### Work to do
Lay out the stretch of records that opens with the line containing "checkbox-icon[interactable] bbox=[706, 250, 721, 265]" and closes with the line containing "ok-button[interactable]: OK bbox=[765, 836, 843, 866]" as a Markdown table with the columns Row and Line. Number each row and leave out any blank lines.

>> start Records for the exercise

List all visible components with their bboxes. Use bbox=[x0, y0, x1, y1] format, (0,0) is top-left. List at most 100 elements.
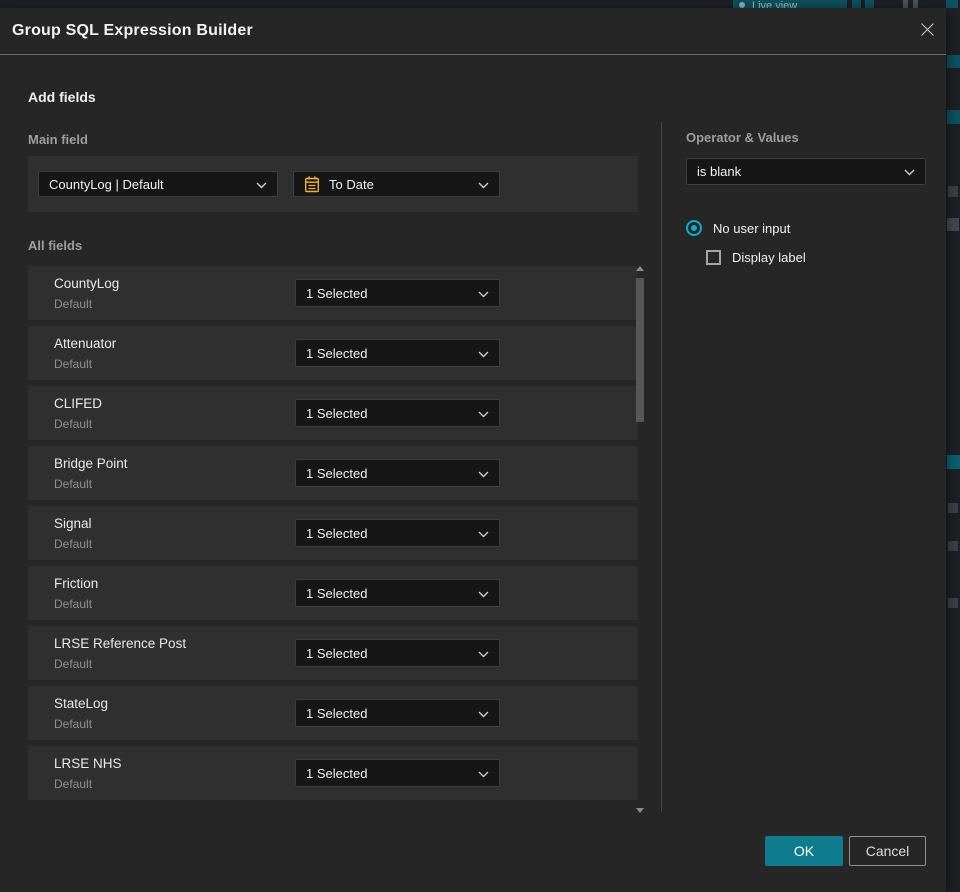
checkbox-icon[interactable] bbox=[706, 250, 721, 265]
field-row: CLIFED Default 1 Selected bbox=[28, 386, 638, 440]
background-app-fragment bbox=[947, 110, 960, 124]
field-row: Attenuator Default 1 Selected bbox=[28, 326, 638, 380]
cancel-button[interactable]: Cancel bbox=[849, 836, 926, 866]
field-row: Signal Default 1 Selected bbox=[28, 506, 638, 560]
calendar-icon bbox=[304, 176, 320, 193]
field-row: LRSE Reference Post Default 1 Selected bbox=[28, 626, 638, 680]
background-app-fragment bbox=[947, 218, 959, 231]
ok-button[interactable]: OK bbox=[765, 836, 843, 866]
field-selection-value: 1 Selected bbox=[306, 465, 368, 481]
field-name: Attenuator bbox=[54, 336, 117, 351]
field-selection-dropdown[interactable]: 1 Selected bbox=[295, 339, 500, 367]
field-row: Friction Default 1 Selected bbox=[28, 566, 638, 620]
display-label-checkbox-row[interactable]: Display label bbox=[706, 250, 806, 265]
field-selection-dropdown[interactable]: 1 Selected bbox=[295, 579, 500, 607]
field-subtitle: Default bbox=[54, 657, 93, 671]
field-selection-value: 1 Selected bbox=[306, 525, 368, 541]
all-fields-list: CountyLog Default 1 Selected Attenuator … bbox=[28, 266, 638, 806]
field-row: StateLog Default 1 Selected bbox=[28, 686, 638, 740]
field-subtitle: Default bbox=[54, 537, 93, 551]
field-selection-value: 1 Selected bbox=[306, 765, 368, 781]
main-field-dropdown[interactable]: CountyLog | Default bbox=[38, 171, 278, 197]
background-app-fragment bbox=[947, 455, 960, 469]
field-selection-dropdown[interactable]: 1 Selected bbox=[295, 759, 500, 787]
chevron-down-icon bbox=[478, 766, 489, 781]
add-fields-heading: Add fields bbox=[28, 89, 96, 105]
scrollbar-down-arrow-icon[interactable] bbox=[636, 808, 644, 813]
operator-dropdown[interactable]: is blank bbox=[686, 158, 926, 185]
close-button[interactable] bbox=[915, 20, 939, 44]
background-app-fragment bbox=[852, 0, 861, 8]
field-subtitle: Default bbox=[54, 417, 93, 431]
field-selection-dropdown[interactable]: 1 Selected bbox=[295, 699, 500, 727]
field-selection-dropdown[interactable]: 1 Selected bbox=[295, 399, 500, 427]
background-app-fragment bbox=[947, 55, 960, 68]
chevron-down-icon bbox=[478, 706, 489, 721]
field-selection-dropdown[interactable]: 1 Selected bbox=[295, 459, 500, 487]
field-subtitle: Default bbox=[54, 717, 93, 731]
group-sql-expression-builder-dialog: Group SQL Expression Builder Add fields … bbox=[0, 8, 946, 892]
operator-values-label: Operator & Values bbox=[686, 130, 799, 145]
chevron-down-icon bbox=[478, 526, 489, 541]
live-view-toolbar-fragment: Live view bbox=[733, 0, 847, 8]
main-field-type-value: To Date bbox=[329, 176, 374, 192]
field-name: StateLog bbox=[54, 696, 109, 711]
field-selection-value: 1 Selected bbox=[306, 585, 368, 601]
no-user-input-label: No user input bbox=[713, 220, 791, 236]
all-fields-label: All fields bbox=[28, 238, 83, 253]
field-name: LRSE NHS bbox=[54, 756, 122, 771]
close-icon bbox=[920, 22, 935, 42]
chevron-down-icon bbox=[478, 177, 489, 192]
background-app-fragment bbox=[948, 503, 958, 513]
live-view-label: Live view bbox=[752, 0, 798, 8]
field-subtitle: Default bbox=[54, 357, 93, 371]
chevron-down-icon bbox=[256, 177, 267, 192]
dialog-titlebar: Group SQL Expression Builder bbox=[0, 8, 946, 55]
scrollbar-up-arrow-icon[interactable] bbox=[636, 266, 644, 271]
fields-list-scrollbar bbox=[636, 266, 645, 813]
field-name: CountyLog bbox=[54, 276, 120, 291]
field-name: LRSE Reference Post bbox=[54, 636, 187, 651]
field-subtitle: Default bbox=[54, 297, 93, 311]
field-name: CLIFED bbox=[54, 396, 103, 411]
chevron-down-icon bbox=[478, 346, 489, 361]
field-selection-dropdown[interactable]: 1 Selected bbox=[295, 519, 500, 547]
display-label-label: Display label bbox=[732, 250, 806, 265]
main-field-type-dropdown[interactable]: To Date bbox=[293, 171, 500, 197]
chevron-down-icon bbox=[478, 286, 489, 301]
no-user-input-radio-row[interactable]: No user input bbox=[686, 220, 790, 236]
chevron-down-icon bbox=[478, 406, 489, 421]
screen: Live view Group SQL Expression Builder A… bbox=[0, 0, 960, 892]
dialog-title: Group SQL Expression Builder bbox=[12, 22, 253, 39]
main-field-label: Main field bbox=[28, 132, 88, 147]
field-subtitle: Default bbox=[54, 477, 93, 491]
field-subtitle: Default bbox=[54, 777, 93, 791]
field-name: Bridge Point bbox=[54, 456, 128, 471]
background-app-fragment bbox=[903, 0, 908, 8]
field-name: Friction bbox=[54, 576, 99, 591]
field-selection-value: 1 Selected bbox=[306, 345, 368, 361]
background-app-fragment bbox=[946, 0, 958, 8]
scrollbar-thumb[interactable] bbox=[636, 278, 644, 422]
field-row: Bridge Point Default 1 Selected bbox=[28, 446, 638, 500]
vertical-divider bbox=[661, 122, 662, 812]
chevron-down-icon bbox=[904, 164, 915, 179]
field-name: Signal bbox=[54, 516, 92, 531]
field-row: CountyLog Default 1 Selected bbox=[28, 266, 638, 320]
radio-button-icon[interactable] bbox=[686, 220, 702, 236]
background-app-fragment bbox=[948, 186, 958, 197]
operator-dropdown-value: is blank bbox=[697, 164, 742, 179]
field-selection-dropdown[interactable]: 1 Selected bbox=[295, 279, 500, 307]
field-selection-value: 1 Selected bbox=[306, 705, 368, 721]
main-field-panel: CountyLog | Default To Date bbox=[28, 156, 638, 212]
background-app-fragment bbox=[948, 598, 958, 608]
field-selection-value: 1 Selected bbox=[306, 645, 368, 661]
background-app-fragment bbox=[948, 541, 958, 551]
field-selection-value: 1 Selected bbox=[306, 285, 368, 301]
field-row: LRSE NHS Default 1 Selected bbox=[28, 746, 638, 800]
chevron-down-icon bbox=[478, 586, 489, 601]
field-selection-value: 1 Selected bbox=[306, 405, 368, 421]
background-app-fragment bbox=[913, 0, 918, 8]
main-field-dropdown-value: CountyLog | Default bbox=[49, 176, 164, 192]
field-selection-dropdown[interactable]: 1 Selected bbox=[295, 639, 500, 667]
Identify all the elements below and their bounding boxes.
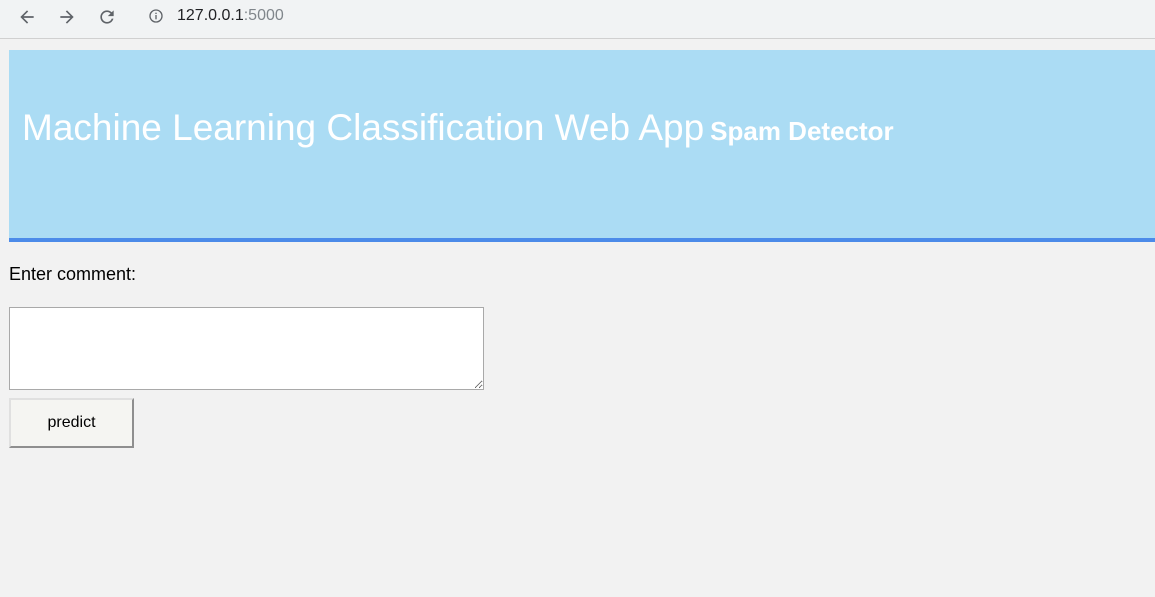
- arrow-right-icon: [60, 10, 74, 24]
- reload-button[interactable]: [92, 4, 122, 30]
- predict-button[interactable]: predict: [9, 398, 134, 448]
- url-text: 127.0.0.1:5000: [177, 6, 284, 26]
- page-title: Machine Learning Classification Web App S…: [22, 106, 894, 153]
- arrow-left-icon: [20, 10, 34, 24]
- browser-toolbar: 127.0.0.1:5000: [0, 0, 1155, 39]
- url-port: :5000: [243, 7, 284, 24]
- header-banner: Machine Learning Classification Web App S…: [9, 50, 1155, 242]
- app-title: Machine Learning Classification Web App: [22, 107, 705, 148]
- reload-icon: [100, 10, 114, 24]
- info-icon[interactable]: [148, 8, 164, 24]
- comment-input[interactable]: [9, 307, 484, 390]
- forward-button[interactable]: [52, 4, 82, 30]
- comment-label: Enter comment:: [9, 264, 137, 284]
- url-host: 127.0.0.1: [177, 7, 244, 24]
- app-subtitle: Spam Detector: [710, 116, 894, 146]
- back-button[interactable]: [12, 4, 42, 30]
- address-bar[interactable]: 127.0.0.1:5000: [134, 0, 1155, 33]
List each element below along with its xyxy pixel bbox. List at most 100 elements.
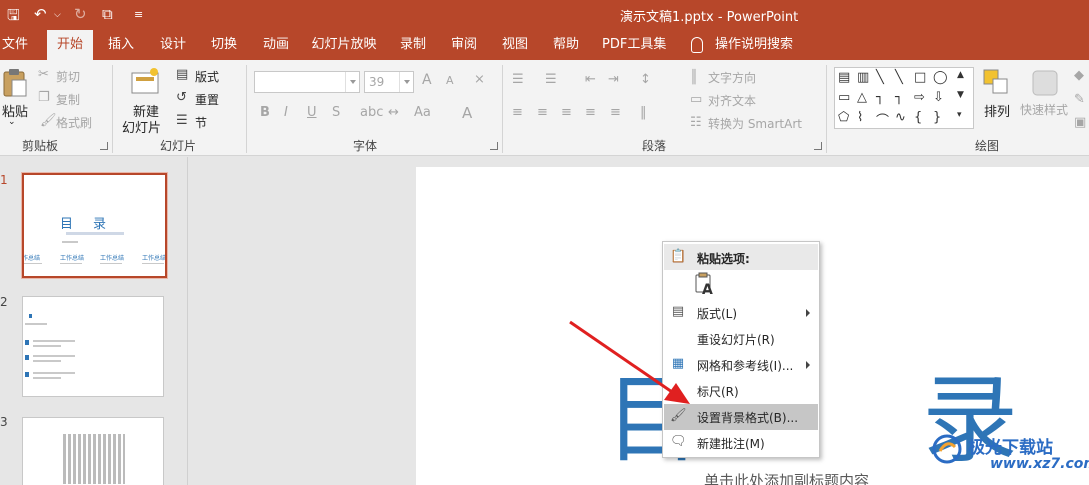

>> end Records for the exercise

### Written response
| Row | Line |
|---|---|
| 1 | checkbox-icon[interactable] bbox=[706, 250, 721, 265] |
| 2 | field-row: CLIFED Default 1 Selected bbox=[28, 386, 638, 440] |
| 3 | background-app-fragment bbox=[947, 110, 960, 124] |
| 4 | field-row: Attenuator Default 1 Selected bbox=[28, 326, 638, 380] |
| 5 | cancel-button[interactable]: Cancel bbox=[849, 836, 926, 866] |
| 6 | field-row: Signal Default 1 Selected bbox=[28, 506, 638, 560] |
| 7 | calendar-icon bbox=[304, 176, 320, 193] |
| 8 | field-row: LRSE Reference Post Default 1 Selected bbox=[28, 626, 638, 680] |
| 9 | background-app-fragment bbox=[947, 218, 959, 231] |
| 10 | ok-button[interactable]: OK bbox=[765, 836, 843, 866] |